Your task >> Line by line, return everything in the listing exactly.

<<<<

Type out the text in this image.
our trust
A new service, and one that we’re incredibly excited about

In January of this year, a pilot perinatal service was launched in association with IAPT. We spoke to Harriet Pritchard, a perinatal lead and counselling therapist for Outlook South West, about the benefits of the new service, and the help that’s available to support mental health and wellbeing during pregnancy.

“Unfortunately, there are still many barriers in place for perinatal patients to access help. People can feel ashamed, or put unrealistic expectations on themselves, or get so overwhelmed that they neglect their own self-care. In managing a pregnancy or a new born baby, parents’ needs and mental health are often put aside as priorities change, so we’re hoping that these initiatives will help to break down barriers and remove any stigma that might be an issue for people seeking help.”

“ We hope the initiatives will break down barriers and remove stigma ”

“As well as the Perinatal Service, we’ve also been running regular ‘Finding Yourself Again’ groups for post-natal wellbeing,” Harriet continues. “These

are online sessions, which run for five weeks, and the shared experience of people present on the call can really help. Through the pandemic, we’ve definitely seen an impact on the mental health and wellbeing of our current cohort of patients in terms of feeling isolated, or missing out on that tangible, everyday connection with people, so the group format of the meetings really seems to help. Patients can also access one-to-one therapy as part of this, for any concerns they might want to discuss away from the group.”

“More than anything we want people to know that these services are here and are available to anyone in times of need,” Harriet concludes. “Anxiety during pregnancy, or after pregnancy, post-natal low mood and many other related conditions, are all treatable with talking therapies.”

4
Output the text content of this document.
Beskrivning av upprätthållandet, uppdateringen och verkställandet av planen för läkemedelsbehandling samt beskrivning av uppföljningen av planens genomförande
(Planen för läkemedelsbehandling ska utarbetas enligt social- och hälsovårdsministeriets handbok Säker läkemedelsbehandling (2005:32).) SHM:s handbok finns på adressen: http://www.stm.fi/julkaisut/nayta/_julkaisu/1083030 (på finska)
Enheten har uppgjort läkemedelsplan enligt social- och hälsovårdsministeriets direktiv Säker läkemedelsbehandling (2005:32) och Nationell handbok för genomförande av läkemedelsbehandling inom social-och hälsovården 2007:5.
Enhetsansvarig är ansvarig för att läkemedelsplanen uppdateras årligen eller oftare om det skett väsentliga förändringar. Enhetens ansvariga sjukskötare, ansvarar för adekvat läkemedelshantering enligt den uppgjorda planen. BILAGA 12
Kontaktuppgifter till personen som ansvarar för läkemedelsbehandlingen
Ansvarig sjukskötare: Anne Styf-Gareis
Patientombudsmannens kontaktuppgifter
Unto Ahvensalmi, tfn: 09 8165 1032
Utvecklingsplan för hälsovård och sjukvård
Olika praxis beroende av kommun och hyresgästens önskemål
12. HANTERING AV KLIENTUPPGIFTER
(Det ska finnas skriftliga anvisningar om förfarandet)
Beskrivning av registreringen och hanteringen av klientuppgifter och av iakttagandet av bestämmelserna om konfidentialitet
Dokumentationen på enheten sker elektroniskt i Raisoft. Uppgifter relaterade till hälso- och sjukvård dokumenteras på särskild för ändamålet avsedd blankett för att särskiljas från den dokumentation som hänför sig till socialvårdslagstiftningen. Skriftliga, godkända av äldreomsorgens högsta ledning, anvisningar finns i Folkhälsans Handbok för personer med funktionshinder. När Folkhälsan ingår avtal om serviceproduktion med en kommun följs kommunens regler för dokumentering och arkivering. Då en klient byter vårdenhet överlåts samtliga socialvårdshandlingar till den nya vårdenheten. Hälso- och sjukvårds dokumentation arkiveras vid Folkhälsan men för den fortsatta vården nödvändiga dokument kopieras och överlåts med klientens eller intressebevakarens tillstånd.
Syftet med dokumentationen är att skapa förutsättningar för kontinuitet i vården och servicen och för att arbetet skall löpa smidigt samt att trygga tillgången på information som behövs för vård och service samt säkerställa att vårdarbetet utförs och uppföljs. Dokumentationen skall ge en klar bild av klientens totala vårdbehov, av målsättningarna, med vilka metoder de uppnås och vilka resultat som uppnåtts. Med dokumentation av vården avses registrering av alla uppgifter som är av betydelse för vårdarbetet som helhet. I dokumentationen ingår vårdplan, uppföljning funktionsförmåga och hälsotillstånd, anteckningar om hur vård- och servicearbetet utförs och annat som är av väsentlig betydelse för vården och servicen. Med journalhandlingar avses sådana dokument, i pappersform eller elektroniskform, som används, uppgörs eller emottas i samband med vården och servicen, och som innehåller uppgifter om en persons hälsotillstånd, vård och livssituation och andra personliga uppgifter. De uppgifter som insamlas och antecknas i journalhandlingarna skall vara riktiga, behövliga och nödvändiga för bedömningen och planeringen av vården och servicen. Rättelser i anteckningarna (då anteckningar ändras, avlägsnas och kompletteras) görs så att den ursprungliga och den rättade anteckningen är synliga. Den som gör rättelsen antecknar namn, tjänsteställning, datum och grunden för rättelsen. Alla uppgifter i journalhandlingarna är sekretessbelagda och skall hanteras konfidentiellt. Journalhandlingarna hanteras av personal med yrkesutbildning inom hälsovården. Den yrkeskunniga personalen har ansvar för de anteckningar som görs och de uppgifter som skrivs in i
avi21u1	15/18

>>>>

Result >>
Type out the text in this image.
our trust
A new service, and one that we’re incredibly excited about

In January of this year, a pilot perinatal service was launched in association with IAPT. We spoke to Harriet Pritchard, a perinatal lead and counselling therapist for Outlook South West, about the benefits of the new service, and the help that’s available to support mental health and wellbeing during pregnancy.

“Unfortunately, there are still many barriers in place for perinatal patients to access help. People can feel ashamed, or put unrealistic expectations on themselves, or get so overwhelmed that they neglect their own self-care. In managing a pregnancy or a new born baby, parents’ needs and mental health are often put aside as priorities change, so we’re hoping that these initiatives will help to break down barriers and remove any stigma that might be an issue for people seeking help.”

“ We hope the initiatives will break down barriers and remove stigma ”

“As well as the Perinatal Service, we’ve also been running regular ‘Finding Yourself Again’ groups for post-natal wellbeing,” Harriet continues. “These

are online sessions, which run for five weeks, and the shared experience of people present on the call can really help. Through the pandemic, we’ve definitely seen an impact on the mental health and wellbeing of our current cohort of patients in terms of feeling isolated, or missing out on that tangible, everyday connection with people, so the group format of the meetings really seems to help. Patients can also access one-to-one therapy as part of this, for any concerns they might want to discuss away from the group.”

“More than anything we want people to know that these services are here and are available to anyone in times of need,” Harriet concludes. “Anxiety during pregnancy, or after pregnancy, post-natal low mood and many other related conditions, are all treatable with talking therapies.”

4
Output the text content of this document.
Beskrivning av upprätthållandet, uppdateringen och verkställandet av planen för läkemedelsbehandling samt beskrivning av uppföljningen av planens genomförande
(Planen för läkemedelsbehandling ska utarbetas enligt social- och hälsovårdsministeriets handbok Säker läkemedelsbehandling (2005:32).) SHM:s handbok finns på adressen: http://www.stm.fi/julkaisut/nayta/_julkaisu/1083030 (på finska)
Enheten har uppgjort läkemedelsplan enligt social- och hälsovårdsministeriets direktiv Säker läkemedelsbehandling (2005:32) och Nationell handbok för genomförande av läkemedelsbehandling inom social-och hälsovården 2007:5.
Enhetsansvarig är ansvarig för att läkemedelsplanen uppdateras årligen eller oftare om det skett väsentliga förändringar. Enhetens ansvariga sjukskötare, ansvarar för adekvat läkemedelshantering enligt den uppgjorda planen. BILAGA 12
Kontaktuppgifter till personen som ansvarar för läkemedelsbehandlingen
Ansvarig sjukskötare: Anne Styf-Gareis
Patientombudsmannens kontaktuppgifter
Unto Ahvensalmi, tfn: 09 8165 1032
Utvecklingsplan för hälsovård och sjukvård
Olika praxis beroende av kommun och hyresgästens önskemål
12. HANTERING AV KLIENTUPPGIFTER
(Det ska finnas skriftliga anvisningar om förfarandet)
Beskrivning av registreringen och hanteringen av klientuppgifter och av iakttagandet av bestämmelserna om konfidentialitet
Dokumentationen på enheten sker elektroniskt i Raisoft. Uppgifter relaterade till hälso- och sjukvård dokumenteras på särskild för ändamålet avsedd blankett för att särskiljas från den dokumentation som hänför sig till socialvårdslagstiftningen. Skriftliga, godkända av äldreomsorgens högsta ledning, anvisningar finns i Folkhälsans Handbok för personer med funktionshinder. När Folkhälsan ingår avtal om serviceproduktion med en kommun följs kommunens regler för dokumentering och arkivering. Då en klient byter vårdenhet överlåts samtliga socialvårdshandlingar till den nya vårdenheten. Hälso- och sjukvårds dokumentation arkiveras vid Folkhälsan men för den fortsatta vården nödvändiga dokument kopieras och överlåts med klientens eller intressebevakarens tillstånd.
Syftet med dokumentationen är att skapa förutsättningar för kontinuitet i vården och servicen och för att arbetet skall löpa smidigt samt att trygga tillgången på information som behövs för vård och service samt säkerställa att vårdarbetet utförs och uppföljs. Dokumentationen skall ge en klar bild av klientens totala vårdbehov, av målsättningarna, med vilka metoder de uppnås och vilka resultat som uppnåtts. Med dokumentation av vården avses registrering av alla uppgifter som är av betydelse för vårdarbetet som helhet. I dokumentationen ingår vårdplan, uppföljning funktionsförmåga och hälsotillstånd, anteckningar om hur vård- och servicearbetet utförs och annat som är av väsentlig betydelse för vården och servicen. Med journalhandlingar avses sådana dokument, i pappersform eller elektroniskform, som används, uppgörs eller emottas i samband med vården och servicen, och som innehåller uppgifter om en persons hälsotillstånd, vård och livssituation och andra personliga uppgifter. De uppgifter som insamlas och antecknas i journalhandlingarna skall vara riktiga, behövliga och nödvändiga för bedömningen och planeringen av vården och servicen. Rättelser i anteckningarna (då anteckningar ändras, avlägsnas och kompletteras) görs så att den ursprungliga och den rättade anteckningen är synliga. Den som gör rättelsen antecknar namn, tjänsteställning, datum och grunden för rättelsen. Alla uppgifter i journalhandlingarna är sekretessbelagda och skall hanteras konfidentiellt. Journalhandlingarna hanteras av personal med yrkesutbildning inom hälsovården. Den yrkeskunniga personalen har ansvar för de anteckningar som görs och de uppgifter som skrivs in i
avi21u1	15/18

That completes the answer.